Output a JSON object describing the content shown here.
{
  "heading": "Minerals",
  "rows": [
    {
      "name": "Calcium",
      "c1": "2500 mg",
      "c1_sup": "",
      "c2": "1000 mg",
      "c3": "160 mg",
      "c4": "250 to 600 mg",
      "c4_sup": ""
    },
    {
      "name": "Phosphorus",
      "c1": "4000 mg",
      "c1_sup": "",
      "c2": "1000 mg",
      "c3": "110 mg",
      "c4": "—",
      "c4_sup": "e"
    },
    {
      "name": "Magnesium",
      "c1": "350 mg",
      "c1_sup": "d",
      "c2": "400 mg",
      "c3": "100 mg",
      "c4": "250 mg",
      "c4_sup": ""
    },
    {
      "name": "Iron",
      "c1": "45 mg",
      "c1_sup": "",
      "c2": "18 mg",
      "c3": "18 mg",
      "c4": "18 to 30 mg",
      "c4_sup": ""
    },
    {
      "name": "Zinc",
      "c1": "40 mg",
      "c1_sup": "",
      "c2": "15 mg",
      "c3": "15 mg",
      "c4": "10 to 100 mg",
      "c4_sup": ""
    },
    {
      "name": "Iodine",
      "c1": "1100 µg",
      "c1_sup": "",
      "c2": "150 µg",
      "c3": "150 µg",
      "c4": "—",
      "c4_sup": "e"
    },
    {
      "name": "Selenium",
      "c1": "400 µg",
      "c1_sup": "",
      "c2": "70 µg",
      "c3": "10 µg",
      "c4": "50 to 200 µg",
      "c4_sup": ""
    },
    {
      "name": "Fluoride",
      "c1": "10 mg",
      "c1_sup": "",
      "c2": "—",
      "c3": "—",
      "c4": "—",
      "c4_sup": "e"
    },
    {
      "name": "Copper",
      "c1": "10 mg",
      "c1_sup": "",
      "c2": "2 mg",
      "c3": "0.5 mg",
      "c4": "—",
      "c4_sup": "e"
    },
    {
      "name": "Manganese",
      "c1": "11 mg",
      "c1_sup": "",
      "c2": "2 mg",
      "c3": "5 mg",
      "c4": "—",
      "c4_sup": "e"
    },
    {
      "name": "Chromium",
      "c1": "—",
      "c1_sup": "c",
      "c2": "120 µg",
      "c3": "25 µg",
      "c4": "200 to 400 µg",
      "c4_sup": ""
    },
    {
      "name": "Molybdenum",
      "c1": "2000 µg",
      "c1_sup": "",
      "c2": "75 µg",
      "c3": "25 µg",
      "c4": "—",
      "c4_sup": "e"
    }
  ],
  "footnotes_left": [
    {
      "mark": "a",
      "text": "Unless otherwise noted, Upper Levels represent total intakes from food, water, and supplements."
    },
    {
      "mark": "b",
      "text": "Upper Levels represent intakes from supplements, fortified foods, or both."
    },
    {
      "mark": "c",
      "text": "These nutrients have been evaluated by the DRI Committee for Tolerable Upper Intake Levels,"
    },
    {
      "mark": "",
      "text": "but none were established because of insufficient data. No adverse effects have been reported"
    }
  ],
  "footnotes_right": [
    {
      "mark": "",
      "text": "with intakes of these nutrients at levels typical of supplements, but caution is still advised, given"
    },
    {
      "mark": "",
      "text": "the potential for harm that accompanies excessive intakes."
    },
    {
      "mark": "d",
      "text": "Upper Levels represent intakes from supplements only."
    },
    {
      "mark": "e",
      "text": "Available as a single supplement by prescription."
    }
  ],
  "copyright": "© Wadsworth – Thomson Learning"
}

DIRECTIVE –
From the data above, show each line that contains "represent".

COMPLETE OUTPUT –
      "text": "Unless otherwise noted, Upper Levels represent total intakes from food, water, and supplements."
      "text": "Upper Levels represent intakes from supplements, fortified foods, or both."
      "text": "Upper Levels represent intakes from supplements only."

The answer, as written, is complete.